— What you have to do —
Return all the entries exactly, keeping pictures out.

** START **

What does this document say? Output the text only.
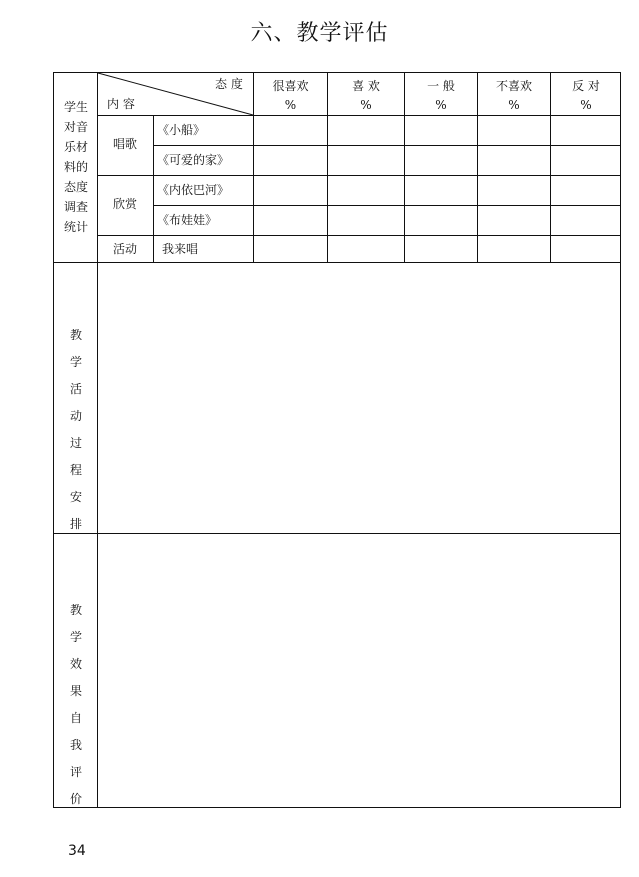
六、教学评估
学生
对音
乐材
料的
态度
调查
统计
态 度
内 容
很喜欢
%
喜 欢
%
一 般
%
不喜欢
%
反 对
%
唱歌
欣赏
活动
《小船》
《可爱的家》
《内依巴河》
《布娃娃》
我来唱
教学活动过程安排
教学效果自我评价
34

** END **

— Answer to the problem —
What does this document say? Output the text only.
六、教学评估
学生
对音
乐材
料的
态度
调查
统计
态 度
内 容
很喜欢
%
喜 欢
%
一 般
%
不喜欢
%
反 对
%
唱歌
欣赏
活动
《小船》
《可爱的家》
《内依巴河》
《布娃娃》
我来唱
教学活动过程安排
教学效果自我评价
34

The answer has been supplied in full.